> _Data records_

┌──

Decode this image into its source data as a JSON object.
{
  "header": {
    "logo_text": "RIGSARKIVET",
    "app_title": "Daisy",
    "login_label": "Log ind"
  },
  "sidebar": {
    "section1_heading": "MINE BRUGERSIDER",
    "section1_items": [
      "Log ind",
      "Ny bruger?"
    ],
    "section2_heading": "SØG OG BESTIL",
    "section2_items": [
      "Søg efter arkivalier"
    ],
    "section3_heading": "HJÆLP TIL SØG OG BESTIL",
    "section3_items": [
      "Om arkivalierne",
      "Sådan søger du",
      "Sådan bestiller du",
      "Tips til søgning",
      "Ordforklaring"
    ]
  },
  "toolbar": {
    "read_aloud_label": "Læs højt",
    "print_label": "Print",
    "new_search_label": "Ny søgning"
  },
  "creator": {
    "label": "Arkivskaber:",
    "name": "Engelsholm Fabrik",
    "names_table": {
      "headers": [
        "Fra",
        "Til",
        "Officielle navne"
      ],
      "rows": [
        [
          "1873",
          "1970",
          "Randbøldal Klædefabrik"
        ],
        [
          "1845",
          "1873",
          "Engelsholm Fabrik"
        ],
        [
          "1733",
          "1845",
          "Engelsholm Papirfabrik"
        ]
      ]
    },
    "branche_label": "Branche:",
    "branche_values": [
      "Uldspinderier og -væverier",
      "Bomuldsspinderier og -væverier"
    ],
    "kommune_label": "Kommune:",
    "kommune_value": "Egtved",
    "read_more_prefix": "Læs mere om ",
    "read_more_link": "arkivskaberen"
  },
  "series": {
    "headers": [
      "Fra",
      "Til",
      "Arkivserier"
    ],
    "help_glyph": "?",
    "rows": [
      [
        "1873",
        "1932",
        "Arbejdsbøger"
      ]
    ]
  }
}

└──

> _Description of the task_
From the data above, pick out each line containing "Engelsholm" and copy it.

> _Solution for this task_
    "name": "Engelsholm Fabrik",
          "Engelsholm Fabrik"
          "Engelsholm Papirfabrik"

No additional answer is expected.